- [Challenge]: Write down each entry again, exactly as it reads.
**** Data rows ****
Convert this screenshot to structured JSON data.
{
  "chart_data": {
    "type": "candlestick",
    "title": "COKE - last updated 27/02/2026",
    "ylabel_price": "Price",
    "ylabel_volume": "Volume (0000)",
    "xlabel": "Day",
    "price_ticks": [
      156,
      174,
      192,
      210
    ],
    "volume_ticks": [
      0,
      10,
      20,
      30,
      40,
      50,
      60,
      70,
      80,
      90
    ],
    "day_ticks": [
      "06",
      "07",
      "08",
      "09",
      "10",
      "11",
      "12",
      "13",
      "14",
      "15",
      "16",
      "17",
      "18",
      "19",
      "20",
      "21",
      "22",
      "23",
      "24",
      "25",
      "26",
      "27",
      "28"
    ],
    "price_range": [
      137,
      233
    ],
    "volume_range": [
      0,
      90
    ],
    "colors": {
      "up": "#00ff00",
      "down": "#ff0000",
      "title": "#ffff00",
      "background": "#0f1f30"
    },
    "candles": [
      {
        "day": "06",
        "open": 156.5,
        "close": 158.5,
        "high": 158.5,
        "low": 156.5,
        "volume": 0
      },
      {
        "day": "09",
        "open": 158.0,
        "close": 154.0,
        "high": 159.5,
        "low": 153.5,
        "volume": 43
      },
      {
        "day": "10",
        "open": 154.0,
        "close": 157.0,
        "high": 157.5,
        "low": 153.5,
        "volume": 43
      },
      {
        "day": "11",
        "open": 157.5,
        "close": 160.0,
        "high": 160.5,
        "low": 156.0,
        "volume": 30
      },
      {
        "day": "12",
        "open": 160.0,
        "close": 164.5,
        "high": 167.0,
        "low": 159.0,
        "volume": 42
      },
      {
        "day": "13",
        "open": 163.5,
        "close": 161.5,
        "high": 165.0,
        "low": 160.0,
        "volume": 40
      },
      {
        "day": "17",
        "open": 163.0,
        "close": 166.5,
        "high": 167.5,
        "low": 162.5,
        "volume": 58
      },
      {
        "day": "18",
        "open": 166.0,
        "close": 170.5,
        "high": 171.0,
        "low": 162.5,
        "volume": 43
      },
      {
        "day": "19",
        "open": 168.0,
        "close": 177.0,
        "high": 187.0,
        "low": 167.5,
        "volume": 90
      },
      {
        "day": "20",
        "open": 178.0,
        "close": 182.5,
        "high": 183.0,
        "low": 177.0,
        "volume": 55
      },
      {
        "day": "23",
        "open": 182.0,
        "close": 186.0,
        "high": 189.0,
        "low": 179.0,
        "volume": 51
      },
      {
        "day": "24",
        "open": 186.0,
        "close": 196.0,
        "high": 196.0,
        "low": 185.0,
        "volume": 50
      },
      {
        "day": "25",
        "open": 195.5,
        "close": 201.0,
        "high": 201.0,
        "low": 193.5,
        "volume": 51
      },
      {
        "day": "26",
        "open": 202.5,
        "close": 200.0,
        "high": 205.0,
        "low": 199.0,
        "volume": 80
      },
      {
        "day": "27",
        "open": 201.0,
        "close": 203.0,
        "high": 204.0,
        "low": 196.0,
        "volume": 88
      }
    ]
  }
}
****
- [Reply]:
Convert this screenshot to structured JSON data.
{
  "chart_data": {
    "type": "candlestick",
    "title": "COKE - last updated 27/02/2026",
    "ylabel_price": "Price",
    "ylabel_volume": "Volume (0000)",
    "xlabel": "Day",
    "price_ticks": [
      156,
      174,
      192,
      210
    ],
    "volume_ticks": [
      0,
      10,
      20,
      30,
      40,
      50,
      60,
      70,
      80,
      90
    ],
    "day_ticks": [
      "06",
      "07",
      "08",
      "09",
      "10",
      "11",
      "12",
      "13",
      "14",
      "15",
      "16",
      "17",
      "18",
      "19",
      "20",
      "21",
      "22",
      "23",
      "24",
      "25",
      "26",
      "27",
      "28"
    ],
    "price_range": [
      137,
      233
    ],
    "volume_range": [
      0,
      90
    ],
    "colors": {
      "up": "#00ff00",
      "down": "#ff0000",
      "title": "#ffff00",
      "background": "#0f1f30"
    },
    "candles": [
      {
        "day": "06",
        "open": 156.5,
        "close": 158.5,
        "high": 158.5,
        "low": 156.5,
        "volume": 0
      },
      {
        "day": "09",
        "open": 158.0,
        "close": 154.0,
        "high": 159.5,
        "low": 153.5,
        "volume": 43
      },
      {
        "day": "10",
        "open": 154.0,
        "close": 157.0,
        "high": 157.5,
        "low": 153.5,
        "volume": 43
      },
      {
        "day": "11",
        "open": 157.5,
        "close": 160.0,
        "high": 160.5,
        "low": 156.0,
        "volume": 30
      },
      {
        "day": "12",
        "open": 160.0,
        "close": 164.5,
        "high": 167.0,
        "low": 159.0,
        "volume": 42
      },
      {
        "day": "13",
        "open": 163.5,
        "close": 161.5,
        "high": 165.0,
        "low": 160.0,
        "volume": 40
      },
      {
        "day": "17",
        "open": 163.0,
        "close": 166.5,
        "high": 167.5,
        "low": 162.5,
        "volume": 58
      },
      {
        "day": "18",
        "open": 166.0,
        "close": 170.5,
        "high": 171.0,
        "low": 162.5,
        "volume": 43
      },
      {
        "day": "19",
        "open": 168.0,
        "close": 177.0,
        "high": 187.0,
        "low": 167.5,
        "volume": 90
      },
      {
        "day": "20",
        "open": 178.0,
        "close": 182.5,
        "high": 183.0,
        "low": 177.0,
        "volume": 55
      },
      {
        "day": "23",
        "open": 182.0,
        "close": 186.0,
        "high": 189.0,
        "low": 179.0,
        "volume": 51
      },
      {
        "day": "24",
        "open": 186.0,
        "close": 196.0,
        "high": 196.0,
        "low": 185.0,
        "volume": 50
      },
      {
        "day": "25",
        "open": 195.5,
        "close": 201.0,
        "high": 201.0,
        "low": 193.5,
        "volume": 51
      },
      {
        "day": "26",
        "open": 202.5,
        "close": 200.0,
        "high": 205.0,
        "low": 199.0,
        "volume": 80
      },
      {
        "day": "27",
        "open": 201.0,
        "close": 203.0,
        "high": 204.0,
        "low": 196.0,
        "volume": 88
      }
    ]
  }
}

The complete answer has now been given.